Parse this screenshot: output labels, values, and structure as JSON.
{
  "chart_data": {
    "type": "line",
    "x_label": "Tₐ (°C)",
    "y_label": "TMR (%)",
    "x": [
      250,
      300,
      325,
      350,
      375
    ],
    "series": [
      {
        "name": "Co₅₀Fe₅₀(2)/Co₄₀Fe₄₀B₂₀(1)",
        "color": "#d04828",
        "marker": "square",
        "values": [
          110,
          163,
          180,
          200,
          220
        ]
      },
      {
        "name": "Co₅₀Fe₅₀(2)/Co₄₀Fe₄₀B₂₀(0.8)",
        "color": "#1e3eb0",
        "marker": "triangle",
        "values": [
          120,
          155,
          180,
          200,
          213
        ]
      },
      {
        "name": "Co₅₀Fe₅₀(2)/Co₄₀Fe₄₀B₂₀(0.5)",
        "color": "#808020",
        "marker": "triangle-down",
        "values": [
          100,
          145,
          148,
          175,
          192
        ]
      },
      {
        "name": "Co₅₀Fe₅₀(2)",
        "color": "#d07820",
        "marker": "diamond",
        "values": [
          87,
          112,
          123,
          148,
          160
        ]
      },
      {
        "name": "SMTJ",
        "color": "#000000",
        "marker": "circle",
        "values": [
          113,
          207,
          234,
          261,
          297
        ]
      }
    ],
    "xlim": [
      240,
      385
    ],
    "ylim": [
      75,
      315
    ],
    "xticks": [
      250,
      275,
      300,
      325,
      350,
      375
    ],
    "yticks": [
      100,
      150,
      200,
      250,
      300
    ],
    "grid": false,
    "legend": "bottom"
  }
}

*****

=== Directive ===
Each line in the listing above that contains "Co₅₀Fe₅₀" should be copied.

=== Correct result ===
        "name": "Co₅₀Fe₅₀(2)/Co₄₀Fe₄₀B₂₀(1)",
        "name": "Co₅₀Fe₅₀(2)/Co₄₀Fe₄₀B₂₀(0.8)",
        "name": "Co₅₀Fe₅₀(2)/Co₄₀Fe₄₀B₂₀(0.5)",
        "name": "Co₅₀Fe₅₀(2)",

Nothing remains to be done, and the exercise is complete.